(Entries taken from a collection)
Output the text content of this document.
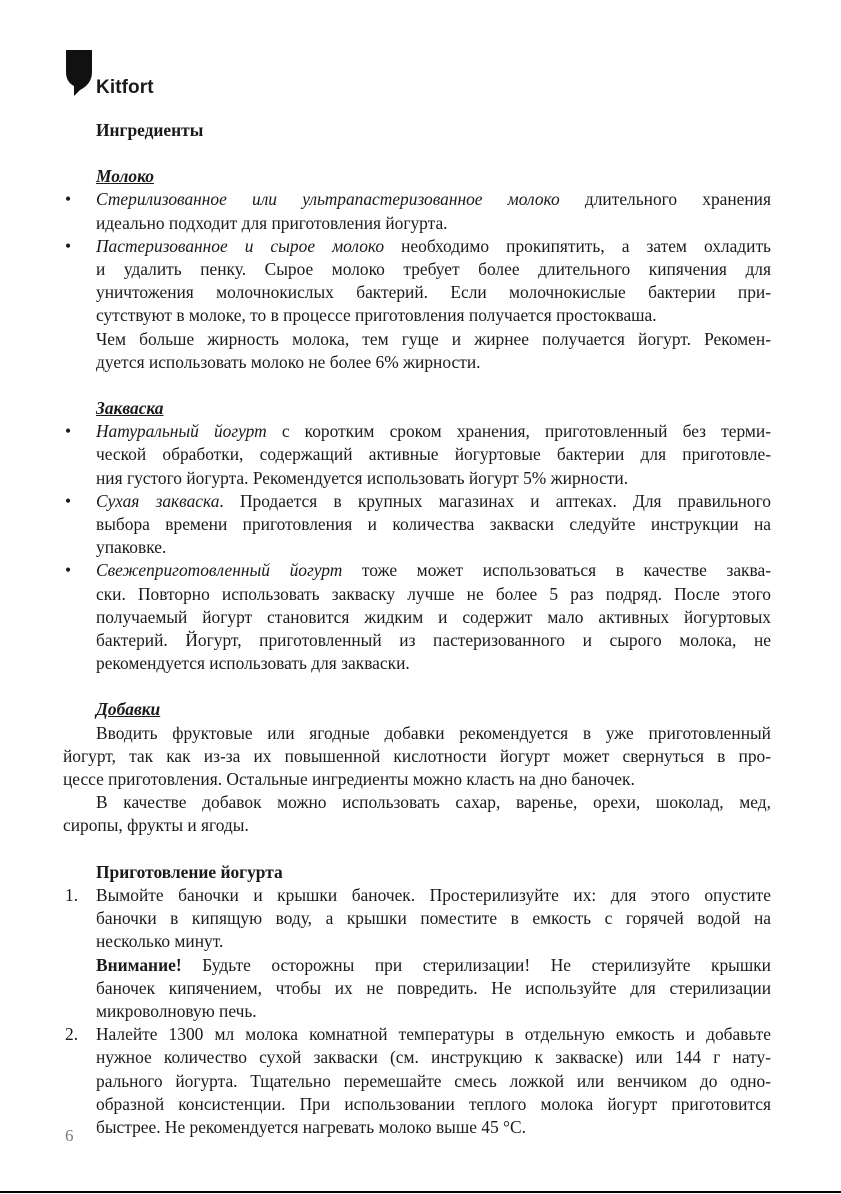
Kitfort
Ингредиенты
Молоко
• Стерилизованное или ультрапастеризованное молоко длительного хранения
идеально подходит для приготовления йогурта.
• Пастеризованное и сырое молоко необходимо прокипятить, а затем охладить
и удалить пенку. Сырое молоко требует более длительного кипячения для
уничтожения молочнокислых бактерий. Если молочнокислые бактерии при-
сутствуют в молоке, то в процессе приготовления получается простокваша.
Чем больше жирность молока, тем гуще и жирнее получается йогурт. Рекомен-
дуется использовать молоко не более 6% жирности.
Закваска
• Натуральный йогурт с коротким сроком хранения, приготовленный без терми-
ческой обработки, содержащий активные йогуртовые бактерии для приготовле-
ния густого йогурта. Рекомендуется использовать йогурт 5% жирности.
• Сухая закваска. Продается в крупных магазинах и аптеках. Для правильного
выбора времени приготовления и количества закваски следуйте инструкции на
упаковке.
• Свежеприготовленный йогурт тоже может использоваться в качестве заква-
ски. Повторно использовать закваску лучше не более 5 раз подряд. После этого
получаемый йогурт становится жидким и содержит мало активных йогуртовых
бактерий. Йогурт, приготовленный из пастеризованного и сырого молока, не
рекомендуется использовать для закваски.
Добавки
Вводить фруктовые или ягодные добавки рекомендуется в уже приготовленный
йогурт, так как из-за их повышенной кислотности йогурт может свернуться в про-
цессе приготовления. Остальные ингредиенты можно класть на дно баночек.
В качестве добавок можно использовать сахар, варенье, орехи, шоколад, мед,
сиропы, фрукты и ягоды.
Приготовление йогурта
1. Вымойте баночки и крышки баночек. Простерилизуйте их: для этого опустите
баночки в кипящую воду, а крышки поместите в емкость с горячей водой на
несколько минут.
Внимание! Будьте осторожны при стерилизации! Не стерилизуйте крышки
баночек кипячением, чтобы их не повредить. Не используйте для стерилизации
микроволновую печь.
2. Налейте 1300 мл молока комнатной температуры в отдельную емкость и добавьте
нужное количество сухой закваски (см. инструкцию к закваске) или 144 г нату-
рального йогурта. Тщательно перемешайте смесь ложкой или венчиком до одно-
образной консистенции. При использовании теплого молока йогурт приготовится
быстрее. Не рекомендуется нагревать молоко выше 45 °С.
6
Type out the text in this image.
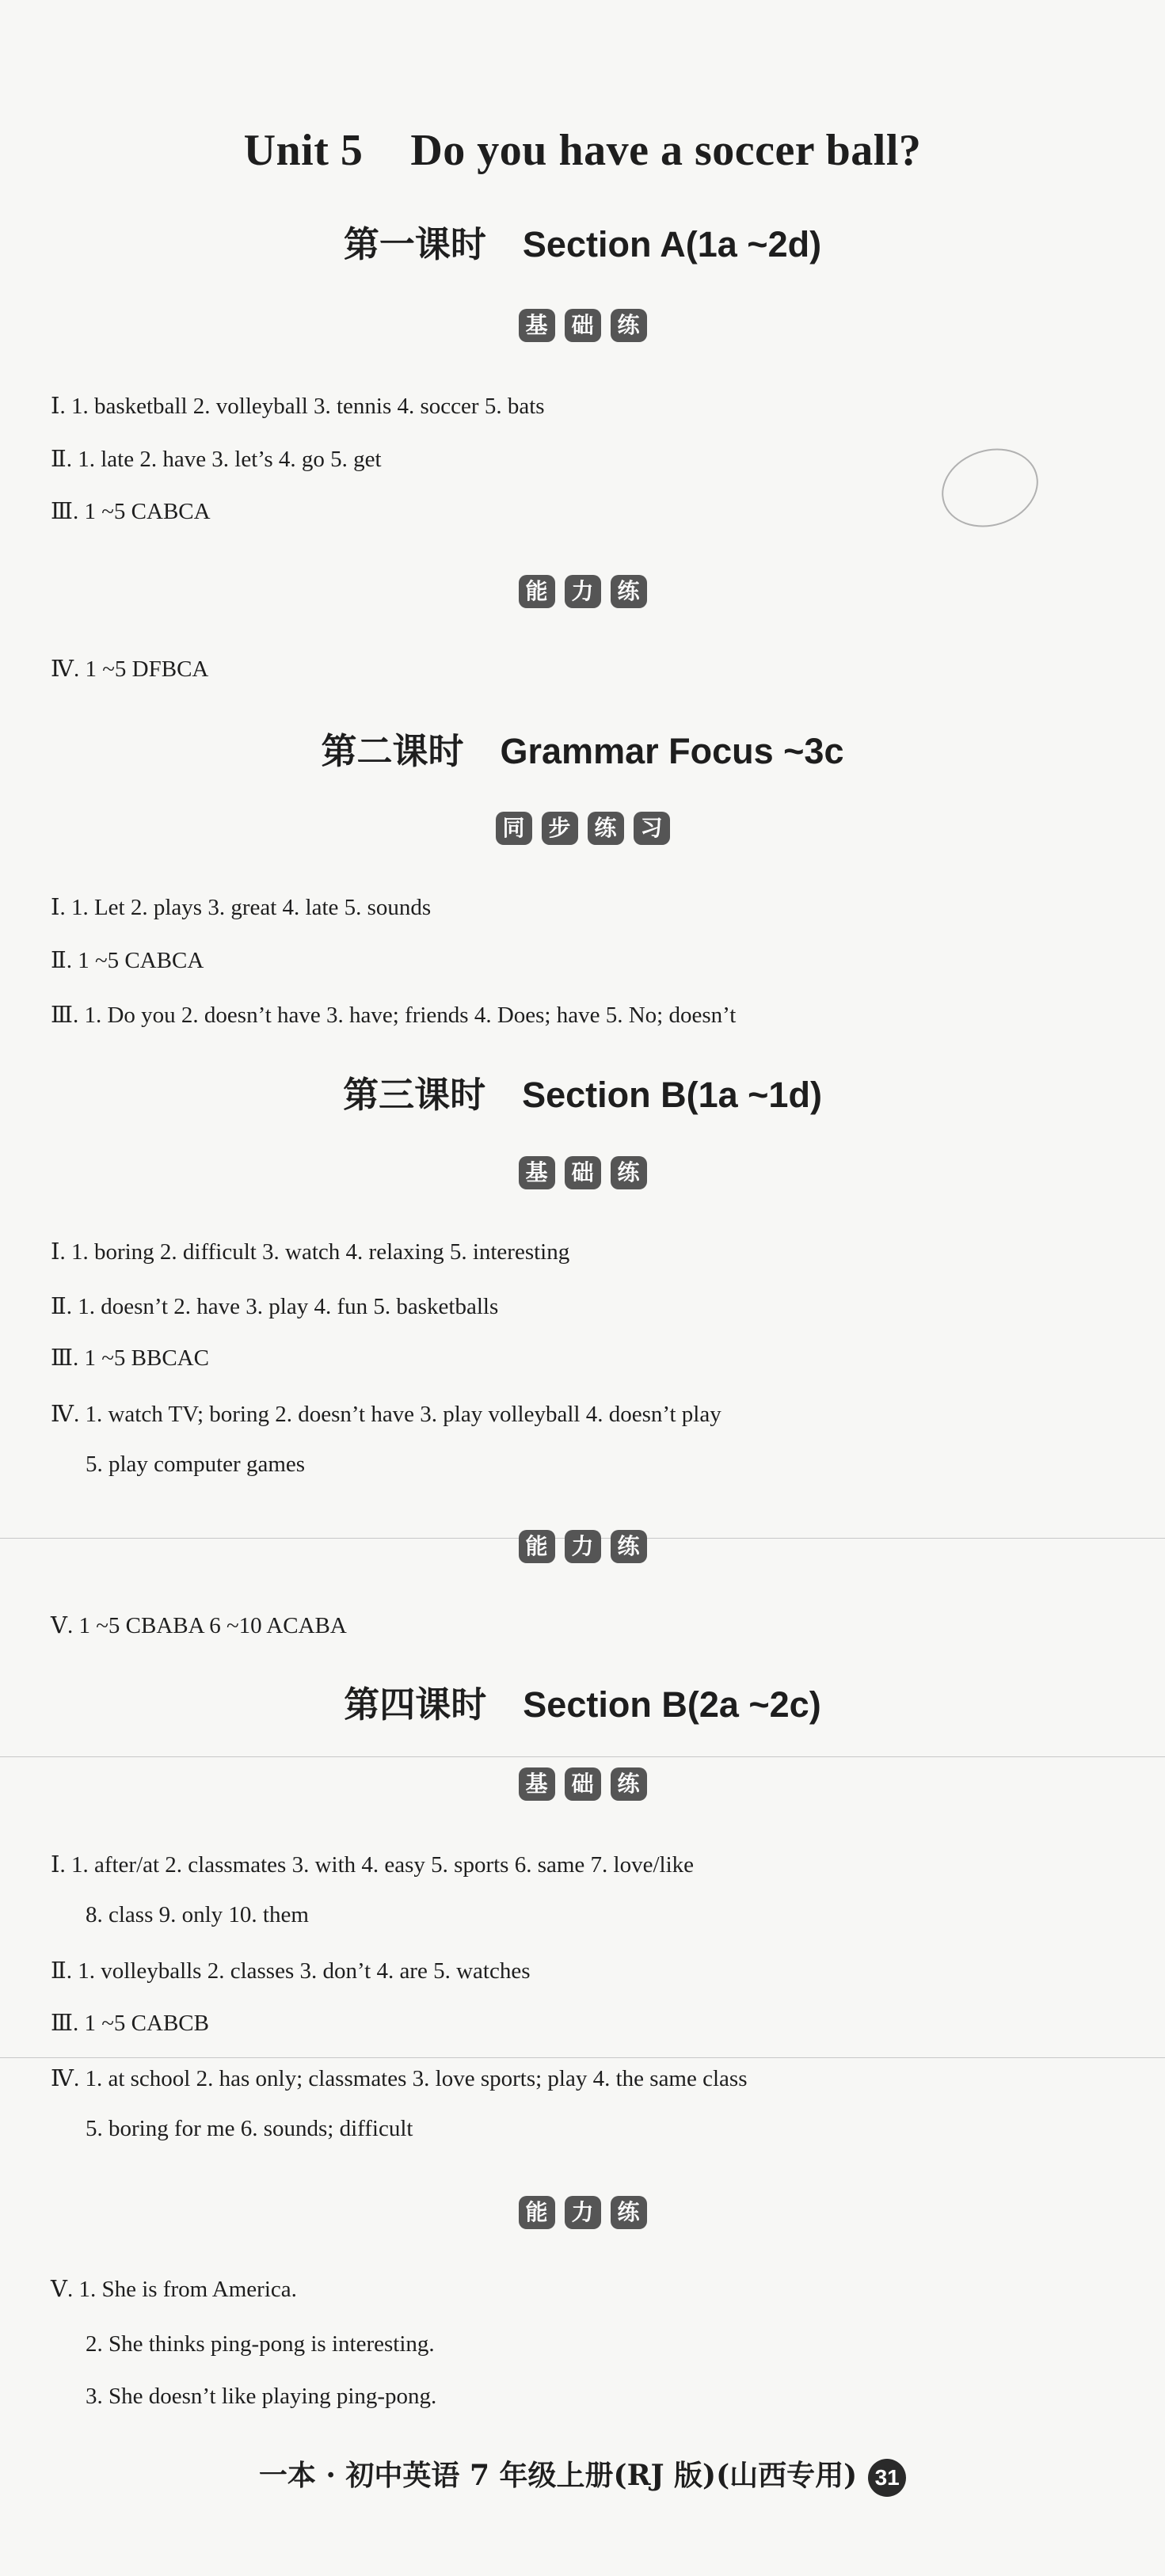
Unit 5 Do you have a soccer ball?
第一课时 Section A(1a ~2d)
基 础 练
Ⅰ. 1. basketball 2. volleyball 3. tennis 4. soccer 5. bats
Ⅱ. 1. late 2. have 3. let’s 4. go 5. get
Ⅲ. 1 ~5 CABCA
能 力 练
Ⅳ. 1 ~5 DFBCA
第二课时 Grammar Focus ~3c
同 步 练 习
Ⅰ. 1. Let 2. plays 3. great 4. late 5. sounds
Ⅱ. 1 ~5 CABCA
Ⅲ. 1. Do you 2. doesn’t have 3. have; friends 4. Does; have 5. No; doesn’t
第三课时 Section B(1a ~1d)
基 础 练
Ⅰ. 1. boring 2. difficult 3. watch 4. relaxing 5. interesting
Ⅱ. 1. doesn’t 2. have 3. play 4. fun 5. basketballs
Ⅲ. 1 ~5 BBCAC
Ⅳ. 1. watch TV; boring 2. doesn’t have 3. play volleyball 4. doesn’t play
5. play computer games
能 力 练
Ⅴ. 1 ~5 CBABA 6 ~10 ACABA
第四课时 Section B(2a ~2c)
基 础 练
Ⅰ. 1. after/at 2. classmates 3. with 4. easy 5. sports 6. same 7. love/like
8. class 9. only 10. them
Ⅱ. 1. volleyballs 2. classes 3. don’t 4. are 5. watches
Ⅲ. 1 ~5 CABCB
Ⅳ. 1. at school 2. has only; classmates 3. love sports; play 4. the same class
5. boring for me 6. sounds; difficult
能 力 练
Ⅴ. 1. She is from America.
2. She thinks ping-pong is interesting.
3. She doesn’t like playing ping-pong.
一本 · 初中英语 7 年级上册(RJ 版)(山西专用) 31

[The request]:
Write out the material above again, word for word, minus its pictures.

[Exercise output]:
Output the text content of this document.
Kitfort
Ингредиенты
Молоко
• Стерилизованное или ультрапастеризованное молоко длительного хранения
идеально подходит для приготовления йогурта.
• Пастеризованное и сырое молоко необходимо прокипятить, а затем охладить
и удалить пенку. Сырое молоко требует более длительного кипячения для
уничтожения молочнокислых бактерий. Если молочнокислые бактерии при-
сутствуют в молоке, то в процессе приготовления получается простокваша.
Чем больше жирность молока, тем гуще и жирнее получается йогурт. Рекомен-
дуется использовать молоко не более 6% жирности.
Закваска
• Натуральный йогурт с коротким сроком хранения, приготовленный без терми-
ческой обработки, содержащий активные йогуртовые бактерии для приготовле-
ния густого йогурта. Рекомендуется использовать йогурт 5% жирности.
• Сухая закваска. Продается в крупных магазинах и аптеках. Для правильного
выбора времени приготовления и количества закваски следуйте инструкции на
упаковке.
• Свежеприготовленный йогурт тоже может использоваться в качестве заква-
ски. Повторно использовать закваску лучше не более 5 раз подряд. После этого
получаемый йогурт становится жидким и содержит мало активных йогуртовых
бактерий. Йогурт, приготовленный из пастеризованного и сырого молока, не
рекомендуется использовать для закваски.
Добавки
Вводить фруктовые или ягодные добавки рекомендуется в уже приготовленный
йогурт, так как из-за их повышенной кислотности йогурт может свернуться в про-
цессе приготовления. Остальные ингредиенты можно класть на дно баночек.
В качестве добавок можно использовать сахар, варенье, орехи, шоколад, мед,
сиропы, фрукты и ягоды.
Приготовление йогурта
1. Вымойте баночки и крышки баночек. Простерилизуйте их: для этого опустите
баночки в кипящую воду, а крышки поместите в емкость с горячей водой на
несколько минут.
Внимание! Будьте осторожны при стерилизации! Не стерилизуйте крышки
баночек кипячением, чтобы их не повредить. Не используйте для стерилизации
микроволновую печь.
2. Налейте 1300 мл молока комнатной температуры в отдельную емкость и добавьте
нужное количество сухой закваски (см. инструкцию к закваске) или 144 г нату-
рального йогурта. Тщательно перемешайте смесь ложкой или венчиком до одно-
образной консистенции. При использовании теплого молока йогурт приготовится
быстрее. Не рекомендуется нагревать молоко выше 45 °С.
6
Type out the text in this image.
Unit 5 Do you have a soccer ball?
第一课时 Section A(1a ~2d)
基 础 练
Ⅰ. 1. basketball 2. volleyball 3. tennis 4. soccer 5. bats
Ⅱ. 1. late 2. have 3. let’s 4. go 5. get
Ⅲ. 1 ~5 CABCA
能 力 练
Ⅳ. 1 ~5 DFBCA
第二课时 Grammar Focus ~3c
同 步 练 习
Ⅰ. 1. Let 2. plays 3. great 4. late 5. sounds
Ⅱ. 1 ~5 CABCA
Ⅲ. 1. Do you 2. doesn’t have 3. have; friends 4. Does; have 5. No; doesn’t
第三课时 Section B(1a ~1d)
基 础 练
Ⅰ. 1. boring 2. difficult 3. watch 4. relaxing 5. interesting
Ⅱ. 1. doesn’t 2. have 3. play 4. fun 5. basketballs
Ⅲ. 1 ~5 BBCAC
Ⅳ. 1. watch TV; boring 2. doesn’t have 3. play volleyball 4. doesn’t play
5. play computer games
能 力 练
Ⅴ. 1 ~5 CBABA 6 ~10 ACABA
第四课时 Section B(2a ~2c)
基 础 练
Ⅰ. 1. after/at 2. classmates 3. with 4. easy 5. sports 6. same 7. love/like
8. class 9. only 10. them
Ⅱ. 1. volleyballs 2. classes 3. don’t 4. are 5. watches
Ⅲ. 1 ~5 CABCB
Ⅳ. 1. at school 2. has only; classmates 3. love sports; play 4. the same class
5. boring for me 6. sounds; difficult
能 力 练
Ⅴ. 1. She is from America.
2. She thinks ping-pong is interesting.
3. She doesn’t like playing ping-pong.
一本 · 初中英语 7 年级上册(RJ 版)(山西专用) 31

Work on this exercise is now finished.